■ ENTRIES
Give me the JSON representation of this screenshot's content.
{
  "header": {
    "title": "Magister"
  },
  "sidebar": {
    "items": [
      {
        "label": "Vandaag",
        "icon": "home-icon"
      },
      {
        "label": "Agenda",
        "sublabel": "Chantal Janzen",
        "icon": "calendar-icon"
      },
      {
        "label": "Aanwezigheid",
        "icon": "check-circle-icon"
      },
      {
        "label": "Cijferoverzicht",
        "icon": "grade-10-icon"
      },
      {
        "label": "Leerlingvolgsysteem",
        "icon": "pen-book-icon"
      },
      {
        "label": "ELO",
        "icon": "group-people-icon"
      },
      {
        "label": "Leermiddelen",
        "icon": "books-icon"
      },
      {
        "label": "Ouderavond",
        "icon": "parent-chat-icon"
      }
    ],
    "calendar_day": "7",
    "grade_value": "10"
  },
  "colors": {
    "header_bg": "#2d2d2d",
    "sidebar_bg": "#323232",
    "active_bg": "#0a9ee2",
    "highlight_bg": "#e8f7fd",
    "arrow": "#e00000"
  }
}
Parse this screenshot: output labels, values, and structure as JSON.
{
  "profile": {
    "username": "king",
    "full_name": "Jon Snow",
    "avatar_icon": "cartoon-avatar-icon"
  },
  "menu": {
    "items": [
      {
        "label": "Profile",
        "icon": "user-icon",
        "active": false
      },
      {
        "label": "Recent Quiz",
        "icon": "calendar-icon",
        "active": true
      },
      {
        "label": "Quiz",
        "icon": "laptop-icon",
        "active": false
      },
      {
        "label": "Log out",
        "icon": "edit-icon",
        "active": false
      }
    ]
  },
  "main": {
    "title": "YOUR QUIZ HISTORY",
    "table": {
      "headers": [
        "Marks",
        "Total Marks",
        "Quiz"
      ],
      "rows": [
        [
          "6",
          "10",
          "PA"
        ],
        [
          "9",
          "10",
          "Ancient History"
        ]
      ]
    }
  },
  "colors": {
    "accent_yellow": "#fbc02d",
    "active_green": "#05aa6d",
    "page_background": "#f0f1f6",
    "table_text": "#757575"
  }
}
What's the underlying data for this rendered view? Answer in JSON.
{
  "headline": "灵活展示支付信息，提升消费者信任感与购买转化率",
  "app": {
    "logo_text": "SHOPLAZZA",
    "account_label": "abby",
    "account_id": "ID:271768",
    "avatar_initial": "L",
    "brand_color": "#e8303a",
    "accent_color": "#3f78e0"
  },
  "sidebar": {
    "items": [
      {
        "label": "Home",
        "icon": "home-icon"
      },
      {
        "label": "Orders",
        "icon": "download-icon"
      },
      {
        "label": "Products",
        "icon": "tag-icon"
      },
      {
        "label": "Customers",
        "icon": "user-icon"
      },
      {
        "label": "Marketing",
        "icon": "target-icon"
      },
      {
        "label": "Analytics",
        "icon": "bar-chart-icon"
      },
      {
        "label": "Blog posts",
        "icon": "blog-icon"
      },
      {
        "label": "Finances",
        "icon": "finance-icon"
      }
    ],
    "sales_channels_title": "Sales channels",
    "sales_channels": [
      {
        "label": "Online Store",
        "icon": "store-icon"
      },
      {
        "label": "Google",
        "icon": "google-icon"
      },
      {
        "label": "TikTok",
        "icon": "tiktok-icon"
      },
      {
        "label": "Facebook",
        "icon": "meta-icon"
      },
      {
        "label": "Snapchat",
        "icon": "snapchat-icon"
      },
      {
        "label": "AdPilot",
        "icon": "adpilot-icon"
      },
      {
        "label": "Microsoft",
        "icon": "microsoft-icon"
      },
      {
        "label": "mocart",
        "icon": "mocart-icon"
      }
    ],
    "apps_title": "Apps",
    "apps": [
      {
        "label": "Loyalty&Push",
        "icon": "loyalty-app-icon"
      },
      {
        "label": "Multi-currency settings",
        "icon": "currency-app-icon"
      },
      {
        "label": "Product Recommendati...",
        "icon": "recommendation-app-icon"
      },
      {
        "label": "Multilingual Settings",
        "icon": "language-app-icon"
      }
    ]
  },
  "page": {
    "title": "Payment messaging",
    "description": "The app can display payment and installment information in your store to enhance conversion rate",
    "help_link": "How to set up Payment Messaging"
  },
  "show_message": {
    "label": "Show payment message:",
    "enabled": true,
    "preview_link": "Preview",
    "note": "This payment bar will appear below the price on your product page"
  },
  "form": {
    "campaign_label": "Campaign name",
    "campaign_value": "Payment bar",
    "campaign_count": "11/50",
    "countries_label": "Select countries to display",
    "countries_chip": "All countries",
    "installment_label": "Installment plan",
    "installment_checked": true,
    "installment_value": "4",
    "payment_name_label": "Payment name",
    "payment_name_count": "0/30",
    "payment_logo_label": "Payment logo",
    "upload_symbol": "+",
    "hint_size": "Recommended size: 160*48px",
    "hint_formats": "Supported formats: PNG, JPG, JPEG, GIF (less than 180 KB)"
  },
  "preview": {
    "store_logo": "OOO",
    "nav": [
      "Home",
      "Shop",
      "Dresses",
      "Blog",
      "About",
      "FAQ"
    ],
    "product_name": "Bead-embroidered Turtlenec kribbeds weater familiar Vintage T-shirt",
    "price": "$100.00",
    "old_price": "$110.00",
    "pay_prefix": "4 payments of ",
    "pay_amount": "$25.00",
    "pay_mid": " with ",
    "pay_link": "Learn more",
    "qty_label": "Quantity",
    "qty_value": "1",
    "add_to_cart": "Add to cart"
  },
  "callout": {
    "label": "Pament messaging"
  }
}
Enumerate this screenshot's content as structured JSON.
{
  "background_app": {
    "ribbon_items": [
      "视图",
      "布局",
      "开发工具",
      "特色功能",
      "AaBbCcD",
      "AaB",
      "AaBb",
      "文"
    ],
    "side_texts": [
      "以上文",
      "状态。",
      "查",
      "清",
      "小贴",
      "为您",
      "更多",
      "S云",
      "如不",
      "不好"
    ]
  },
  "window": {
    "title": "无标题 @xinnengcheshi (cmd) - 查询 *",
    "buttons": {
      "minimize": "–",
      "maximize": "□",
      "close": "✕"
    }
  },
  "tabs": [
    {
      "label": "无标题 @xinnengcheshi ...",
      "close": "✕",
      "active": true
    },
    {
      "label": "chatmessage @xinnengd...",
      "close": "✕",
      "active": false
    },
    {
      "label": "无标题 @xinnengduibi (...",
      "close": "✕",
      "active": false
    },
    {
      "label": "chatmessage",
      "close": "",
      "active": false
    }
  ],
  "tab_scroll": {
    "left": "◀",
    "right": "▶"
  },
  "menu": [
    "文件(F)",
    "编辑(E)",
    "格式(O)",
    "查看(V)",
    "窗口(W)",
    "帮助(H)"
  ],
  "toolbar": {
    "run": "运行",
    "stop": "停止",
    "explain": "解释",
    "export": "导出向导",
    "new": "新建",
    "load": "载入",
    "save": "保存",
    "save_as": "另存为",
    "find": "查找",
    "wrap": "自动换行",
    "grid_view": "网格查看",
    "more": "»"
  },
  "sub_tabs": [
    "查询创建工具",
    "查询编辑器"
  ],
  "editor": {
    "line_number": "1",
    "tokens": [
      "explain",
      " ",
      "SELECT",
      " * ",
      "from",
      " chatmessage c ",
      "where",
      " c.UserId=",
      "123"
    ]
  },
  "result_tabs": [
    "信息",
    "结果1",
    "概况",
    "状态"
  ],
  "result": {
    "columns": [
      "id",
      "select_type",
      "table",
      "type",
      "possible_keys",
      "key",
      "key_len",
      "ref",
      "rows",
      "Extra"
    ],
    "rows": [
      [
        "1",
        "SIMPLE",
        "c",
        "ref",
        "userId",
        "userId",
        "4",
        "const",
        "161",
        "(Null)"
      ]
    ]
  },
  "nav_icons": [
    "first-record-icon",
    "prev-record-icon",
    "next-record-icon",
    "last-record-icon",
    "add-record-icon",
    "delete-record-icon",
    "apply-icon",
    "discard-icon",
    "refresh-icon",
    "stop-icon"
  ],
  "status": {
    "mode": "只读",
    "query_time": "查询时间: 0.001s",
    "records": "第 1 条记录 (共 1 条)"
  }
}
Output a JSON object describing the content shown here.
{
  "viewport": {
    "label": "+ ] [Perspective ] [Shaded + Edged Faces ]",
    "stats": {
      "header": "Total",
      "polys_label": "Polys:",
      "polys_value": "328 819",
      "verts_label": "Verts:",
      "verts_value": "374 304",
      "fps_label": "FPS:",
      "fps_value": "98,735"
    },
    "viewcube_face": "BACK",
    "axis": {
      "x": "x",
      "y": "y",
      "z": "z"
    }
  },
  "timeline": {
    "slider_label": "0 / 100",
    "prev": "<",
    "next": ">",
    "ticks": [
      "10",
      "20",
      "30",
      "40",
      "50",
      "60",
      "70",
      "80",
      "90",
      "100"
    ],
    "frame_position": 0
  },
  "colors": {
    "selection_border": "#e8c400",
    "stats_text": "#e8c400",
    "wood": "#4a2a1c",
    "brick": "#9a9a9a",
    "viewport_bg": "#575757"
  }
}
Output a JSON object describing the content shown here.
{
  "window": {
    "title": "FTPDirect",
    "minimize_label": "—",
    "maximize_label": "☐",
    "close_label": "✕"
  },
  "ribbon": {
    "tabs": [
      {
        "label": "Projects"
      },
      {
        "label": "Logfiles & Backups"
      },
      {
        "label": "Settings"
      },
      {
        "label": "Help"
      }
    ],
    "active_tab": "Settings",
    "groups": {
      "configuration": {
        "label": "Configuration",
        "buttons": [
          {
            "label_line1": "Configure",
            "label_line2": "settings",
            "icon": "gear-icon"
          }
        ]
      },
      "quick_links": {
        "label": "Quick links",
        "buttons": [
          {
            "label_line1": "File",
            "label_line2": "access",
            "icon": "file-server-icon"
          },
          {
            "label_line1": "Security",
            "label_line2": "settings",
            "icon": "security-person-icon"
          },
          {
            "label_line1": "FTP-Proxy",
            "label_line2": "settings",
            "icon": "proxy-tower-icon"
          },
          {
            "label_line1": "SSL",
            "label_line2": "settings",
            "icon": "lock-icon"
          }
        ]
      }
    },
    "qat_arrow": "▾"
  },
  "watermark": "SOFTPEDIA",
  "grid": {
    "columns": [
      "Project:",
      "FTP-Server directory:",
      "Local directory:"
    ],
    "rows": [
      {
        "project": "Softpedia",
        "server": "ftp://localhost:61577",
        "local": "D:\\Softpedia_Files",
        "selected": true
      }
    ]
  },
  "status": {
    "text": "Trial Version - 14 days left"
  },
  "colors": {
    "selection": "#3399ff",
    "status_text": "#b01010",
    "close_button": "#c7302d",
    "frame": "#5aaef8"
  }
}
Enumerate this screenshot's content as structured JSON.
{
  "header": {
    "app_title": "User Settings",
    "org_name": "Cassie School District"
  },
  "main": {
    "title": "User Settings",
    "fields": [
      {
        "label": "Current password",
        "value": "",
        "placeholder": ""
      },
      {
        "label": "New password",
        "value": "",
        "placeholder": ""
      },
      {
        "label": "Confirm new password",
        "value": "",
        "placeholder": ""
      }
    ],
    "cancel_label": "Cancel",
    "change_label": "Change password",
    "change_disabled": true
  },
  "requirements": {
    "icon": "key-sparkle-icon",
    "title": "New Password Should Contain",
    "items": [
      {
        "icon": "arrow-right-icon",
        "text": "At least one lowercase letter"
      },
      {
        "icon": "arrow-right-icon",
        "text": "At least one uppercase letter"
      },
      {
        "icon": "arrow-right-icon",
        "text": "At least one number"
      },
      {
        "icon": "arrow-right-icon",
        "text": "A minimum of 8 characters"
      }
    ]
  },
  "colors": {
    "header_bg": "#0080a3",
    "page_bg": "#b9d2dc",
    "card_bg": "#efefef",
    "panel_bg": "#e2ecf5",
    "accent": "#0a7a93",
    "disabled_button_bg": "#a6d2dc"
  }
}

■ SET TASK
In the entries above, identify every line with the string "screenshot".

■ COMPLETED EXERCISE
Give me the JSON representation of this screenshot's content.
Parse this screenshot: output labels, values, and structure as JSON.
Enumerate this screenshot's content as structured JSON.
Enumerate this screenshot's content as structured JSON.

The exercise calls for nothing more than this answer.